§ **What you will do**
Scan the listing below for the word "Peak" and state how many lines hold it. Write nothing but the number.

--*--

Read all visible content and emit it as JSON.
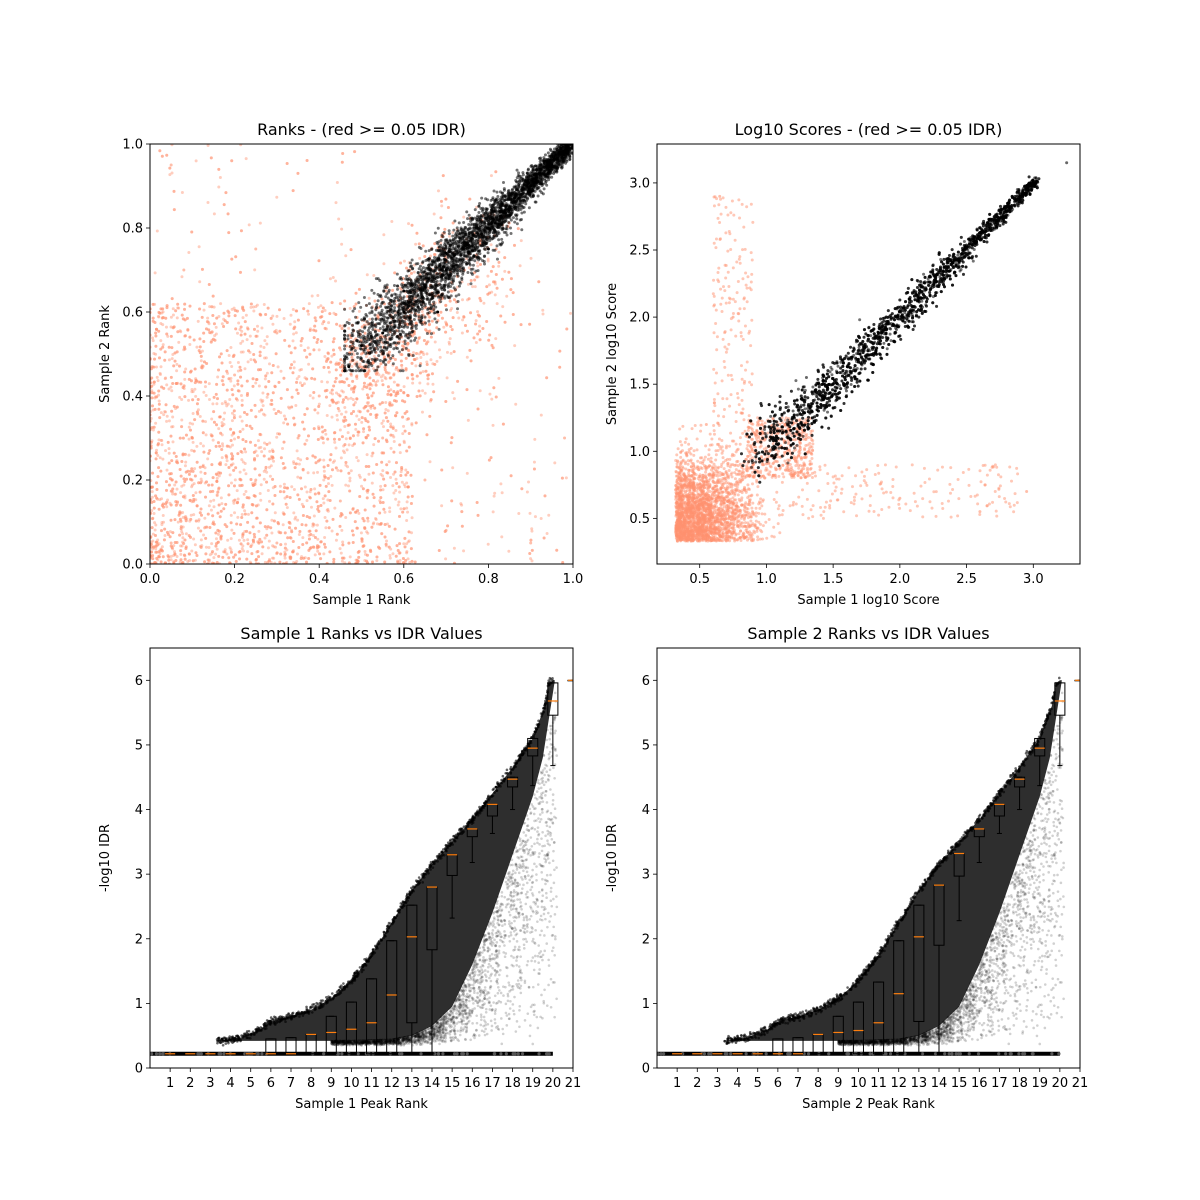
{
  "figure": {
    "background": "#ffffff"
  },
  "chart_data": [
    {
      "type": "scatter",
      "title": "Ranks - (red >= 0.05 IDR)",
      "xlabel": "Sample 1 Rank",
      "ylabel": "Sample 2 Rank",
      "xlim": [
        0,
        1
      ],
      "ylim": [
        0,
        1
      ],
      "xticks": [
        0.0,
        0.2,
        0.4,
        0.6,
        0.8,
        1.0
      ],
      "yticks": [
        0.0,
        0.2,
        0.4,
        0.6,
        0.8,
        1.0
      ],
      "xtick_labels": [
        "0.0",
        "0.2",
        "0.4",
        "0.6",
        "0.8",
        "1.0"
      ],
      "ytick_labels": [
        "0.0",
        "0.2",
        "0.4",
        "0.6",
        "0.8",
        "1.0"
      ],
      "grid": false,
      "series": [
        {
          "role": "idr >= 0.05",
          "color": "#ff9270",
          "points": [
            [
              0.05,
              0.05
            ],
            [
              0.15,
              0.1
            ],
            [
              0.25,
              0.2
            ],
            [
              0.1,
              0.3
            ],
            [
              0.3,
              0.05
            ],
            [
              0.35,
              0.3
            ],
            [
              0.2,
              0.45
            ],
            [
              0.45,
              0.15
            ],
            [
              0.4,
              0.4
            ],
            [
              0.5,
              0.5
            ],
            [
              0.55,
              0.3
            ],
            [
              0.3,
              0.55
            ],
            [
              0.6,
              0.6
            ],
            [
              0.62,
              0.45
            ],
            [
              0.45,
              0.62
            ],
            [
              0.7,
              0.08
            ],
            [
              0.08,
              0.7
            ],
            [
              0.9,
              0.05
            ],
            [
              0.05,
              0.95
            ],
            [
              0.98,
              0.3
            ],
            [
              0.65,
              0.2
            ],
            [
              0.25,
              0.75
            ]
          ]
        },
        {
          "role": "idr < 0.05",
          "color": "#000000",
          "points": [
            [
              0.47,
              0.47
            ],
            [
              0.5,
              0.52
            ],
            [
              0.55,
              0.55
            ],
            [
              0.6,
              0.6
            ],
            [
              0.65,
              0.66
            ],
            [
              0.7,
              0.7
            ],
            [
              0.75,
              0.76
            ],
            [
              0.8,
              0.8
            ],
            [
              0.85,
              0.85
            ],
            [
              0.9,
              0.9
            ],
            [
              0.95,
              0.95
            ],
            [
              1.0,
              1.0
            ],
            [
              0.6,
              0.65
            ],
            [
              0.7,
              0.74
            ],
            [
              0.68,
              0.6
            ],
            [
              0.8,
              0.75
            ]
          ]
        }
      ]
    },
    {
      "type": "scatter",
      "title": "Log10 Scores - (red >= 0.05 IDR)",
      "xlabel": "Sample 1 log10 Score",
      "ylabel": "Sample 2 log10 Score",
      "xlim": [
        0.18,
        3.35
      ],
      "ylim": [
        0.16,
        3.29
      ],
      "xticks": [
        0.5,
        1.0,
        1.5,
        2.0,
        2.5,
        3.0
      ],
      "yticks": [
        0.5,
        1.0,
        1.5,
        2.0,
        2.5,
        3.0
      ],
      "xtick_labels": [
        "0.5",
        "1.0",
        "1.5",
        "2.0",
        "2.5",
        "3.0"
      ],
      "ytick_labels": [
        "0.5",
        "1.0",
        "1.5",
        "2.0",
        "2.5",
        "3.0"
      ],
      "grid": false,
      "series": [
        {
          "role": "idr >= 0.05",
          "color": "#ff9270",
          "points": [
            [
              0.35,
              0.35
            ],
            [
              0.5,
              0.6
            ],
            [
              0.7,
              0.5
            ],
            [
              0.6,
              0.8
            ],
            [
              0.8,
              0.7
            ],
            [
              0.9,
              0.9
            ],
            [
              1.0,
              1.0
            ],
            [
              0.55,
              1.2
            ],
            [
              1.2,
              0.6
            ],
            [
              0.65,
              2.9
            ],
            [
              0.75,
              2.0
            ],
            [
              2.0,
              0.65
            ],
            [
              2.6,
              0.55
            ],
            [
              2.95,
              0.7
            ],
            [
              1.1,
              1.2
            ]
          ]
        },
        {
          "role": "idr < 0.05",
          "color": "#000000",
          "points": [
            [
              0.92,
              0.92
            ],
            [
              1.0,
              1.0
            ],
            [
              1.2,
              1.3
            ],
            [
              1.5,
              1.5
            ],
            [
              1.8,
              1.8
            ],
            [
              2.0,
              2.0
            ],
            [
              2.3,
              2.3
            ],
            [
              2.6,
              2.6
            ],
            [
              2.9,
              2.9
            ],
            [
              3.0,
              3.0
            ],
            [
              3.25,
              3.15
            ],
            [
              1.3,
              1.55
            ],
            [
              1.6,
              1.45
            ]
          ]
        }
      ]
    },
    {
      "type": "scatter",
      "title": "Sample 1 Ranks vs IDR Values",
      "xlabel": "Sample 1 Peak Rank",
      "ylabel": "-log10 IDR",
      "xlim": [
        0,
        21
      ],
      "ylim": [
        0,
        6.5
      ],
      "xticks": [
        1,
        2,
        3,
        4,
        5,
        6,
        7,
        8,
        9,
        10,
        11,
        12,
        13,
        14,
        15,
        16,
        17,
        18,
        19,
        20,
        21
      ],
      "yticks": [
        0,
        1,
        2,
        3,
        4,
        5,
        6
      ],
      "xtick_labels": [
        "1",
        "2",
        "3",
        "4",
        "5",
        "6",
        "7",
        "8",
        "9",
        "10",
        "11",
        "12",
        "13",
        "14",
        "15",
        "16",
        "17",
        "18",
        "19",
        "20",
        "21"
      ],
      "ytick_labels": [
        "0",
        "1",
        "2",
        "3",
        "4",
        "5",
        "6"
      ],
      "grid": false,
      "scatter_upper_edge": [
        [
          3.3,
          0.42
        ],
        [
          4.5,
          0.47
        ],
        [
          5.5,
          0.6
        ],
        [
          6,
          0.72
        ],
        [
          7,
          0.8
        ],
        [
          8,
          0.9
        ],
        [
          9,
          1.08
        ],
        [
          10,
          1.35
        ],
        [
          11,
          1.75
        ],
        [
          12,
          2.25
        ],
        [
          13,
          2.75
        ],
        [
          14,
          3.15
        ],
        [
          15,
          3.5
        ],
        [
          16,
          3.85
        ],
        [
          17,
          4.25
        ],
        [
          18,
          4.65
        ],
        [
          19,
          5.1
        ],
        [
          19.6,
          5.6
        ],
        [
          19.8,
          5.95
        ],
        [
          20,
          6.0
        ]
      ],
      "scatter_lower_edge": [
        [
          3.3,
          0.42
        ],
        [
          5,
          0.42
        ],
        [
          10,
          0.42
        ],
        [
          12,
          0.44
        ],
        [
          13,
          0.5
        ],
        [
          14,
          0.65
        ],
        [
          15,
          0.95
        ],
        [
          16,
          1.6
        ],
        [
          17,
          2.4
        ],
        [
          18,
          3.3
        ],
        [
          19,
          4.2
        ],
        [
          19.5,
          4.8
        ],
        [
          20,
          5.8
        ],
        [
          20.1,
          6.0
        ]
      ],
      "scatter_baseline": {
        "y": 0.22,
        "x_from": 0,
        "x_to": 20
      },
      "boxplot": {
        "positions": [
          1,
          2,
          3,
          4,
          5,
          6,
          7,
          8,
          9,
          10,
          11,
          12,
          13,
          14,
          15,
          16,
          17,
          18,
          19,
          20,
          21
        ],
        "medians": [
          0.22,
          0.22,
          0.22,
          0.22,
          0.22,
          0.22,
          0.22,
          0.52,
          0.55,
          0.6,
          0.7,
          1.13,
          2.03,
          2.8,
          3.3,
          3.7,
          4.08,
          4.47,
          4.95,
          5.68,
          6.0
        ],
        "q1": [
          0.22,
          0.22,
          0.22,
          0.22,
          0.22,
          0.22,
          0.22,
          0.22,
          0.22,
          0.22,
          0.22,
          0.22,
          0.7,
          1.83,
          2.98,
          3.58,
          3.9,
          4.35,
          4.83,
          5.46,
          6.0
        ],
        "q3": [
          0.22,
          0.22,
          0.22,
          0.22,
          0.22,
          0.45,
          0.47,
          0.52,
          0.8,
          1.02,
          1.38,
          1.97,
          2.52,
          2.8,
          3.3,
          3.7,
          4.08,
          4.5,
          5.1,
          5.96,
          6.0
        ],
        "whisker_low": [
          0.22,
          0.22,
          0.22,
          0.22,
          0.22,
          0.22,
          0.22,
          0.22,
          0.22,
          0.22,
          0.22,
          0.22,
          0.22,
          0.22,
          2.32,
          3.18,
          3.63,
          4.0,
          4.37,
          4.68,
          6.0
        ],
        "whisker_high": [
          0.22,
          0.22,
          0.22,
          0.22,
          0.22,
          0.45,
          0.47,
          0.52,
          0.8,
          1.02,
          1.38,
          1.97,
          2.52,
          2.8,
          3.3,
          3.7,
          4.08,
          4.5,
          5.1,
          5.96,
          6.0
        ]
      }
    },
    {
      "type": "scatter",
      "title": "Sample 2 Ranks vs IDR Values",
      "xlabel": "Sample 2 Peak Rank",
      "ylabel": "-log10 IDR",
      "xlim": [
        0,
        21
      ],
      "ylim": [
        0,
        6.5
      ],
      "xticks": [
        1,
        2,
        3,
        4,
        5,
        6,
        7,
        8,
        9,
        10,
        11,
        12,
        13,
        14,
        15,
        16,
        17,
        18,
        19,
        20,
        21
      ],
      "yticks": [
        0,
        1,
        2,
        3,
        4,
        5,
        6
      ],
      "xtick_labels": [
        "1",
        "2",
        "3",
        "4",
        "5",
        "6",
        "7",
        "8",
        "9",
        "10",
        "11",
        "12",
        "13",
        "14",
        "15",
        "16",
        "17",
        "18",
        "19",
        "20",
        "21"
      ],
      "ytick_labels": [
        "0",
        "1",
        "2",
        "3",
        "4",
        "5",
        "6"
      ],
      "grid": false,
      "scatter_upper_edge": [
        [
          3.3,
          0.42
        ],
        [
          4.5,
          0.47
        ],
        [
          5.5,
          0.6
        ],
        [
          6,
          0.72
        ],
        [
          7,
          0.8
        ],
        [
          8,
          0.9
        ],
        [
          9,
          1.08
        ],
        [
          10,
          1.35
        ],
        [
          11,
          1.75
        ],
        [
          12,
          2.25
        ],
        [
          13,
          2.75
        ],
        [
          14,
          3.15
        ],
        [
          15,
          3.5
        ],
        [
          16,
          3.85
        ],
        [
          17,
          4.25
        ],
        [
          18,
          4.65
        ],
        [
          19,
          5.1
        ],
        [
          19.6,
          5.6
        ],
        [
          19.8,
          5.95
        ],
        [
          20,
          6.0
        ]
      ],
      "scatter_lower_edge": [
        [
          3.3,
          0.42
        ],
        [
          5,
          0.42
        ],
        [
          10,
          0.42
        ],
        [
          12,
          0.44
        ],
        [
          13,
          0.5
        ],
        [
          14,
          0.65
        ],
        [
          15,
          0.95
        ],
        [
          16,
          1.6
        ],
        [
          17,
          2.4
        ],
        [
          18,
          3.3
        ],
        [
          19,
          4.2
        ],
        [
          19.5,
          4.8
        ],
        [
          20,
          5.8
        ],
        [
          20.1,
          6.0
        ]
      ],
      "scatter_baseline": {
        "y": 0.22,
        "x_from": 0,
        "x_to": 20
      },
      "boxplot": {
        "positions": [
          1,
          2,
          3,
          4,
          5,
          6,
          7,
          8,
          9,
          10,
          11,
          12,
          13,
          14,
          15,
          16,
          17,
          18,
          19,
          20,
          21
        ],
        "medians": [
          0.22,
          0.22,
          0.22,
          0.22,
          0.22,
          0.22,
          0.22,
          0.52,
          0.55,
          0.58,
          0.7,
          1.15,
          2.03,
          2.83,
          3.32,
          3.7,
          4.08,
          4.47,
          4.95,
          5.68,
          6.0
        ],
        "q1": [
          0.22,
          0.22,
          0.22,
          0.22,
          0.22,
          0.22,
          0.22,
          0.22,
          0.22,
          0.22,
          0.22,
          0.22,
          0.72,
          1.9,
          2.97,
          3.58,
          3.9,
          4.35,
          4.83,
          5.46,
          6.0
        ],
        "q3": [
          0.22,
          0.22,
          0.22,
          0.22,
          0.22,
          0.45,
          0.47,
          0.52,
          0.8,
          1.02,
          1.33,
          1.97,
          2.52,
          2.83,
          3.32,
          3.7,
          4.08,
          4.5,
          5.1,
          5.96,
          6.0
        ],
        "whisker_low": [
          0.22,
          0.22,
          0.22,
          0.22,
          0.22,
          0.22,
          0.22,
          0.22,
          0.22,
          0.22,
          0.22,
          0.22,
          0.22,
          0.22,
          2.28,
          3.18,
          3.63,
          4.0,
          4.37,
          4.68,
          6.0
        ],
        "whisker_high": [
          0.22,
          0.22,
          0.22,
          0.22,
          0.22,
          0.45,
          0.47,
          0.52,
          0.8,
          1.02,
          1.33,
          1.97,
          2.52,
          2.83,
          3.32,
          3.7,
          4.08,
          4.5,
          5.1,
          5.96,
          6.0
        ]
      }
    }
  ]
}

--*--

§ **Problem solution**
2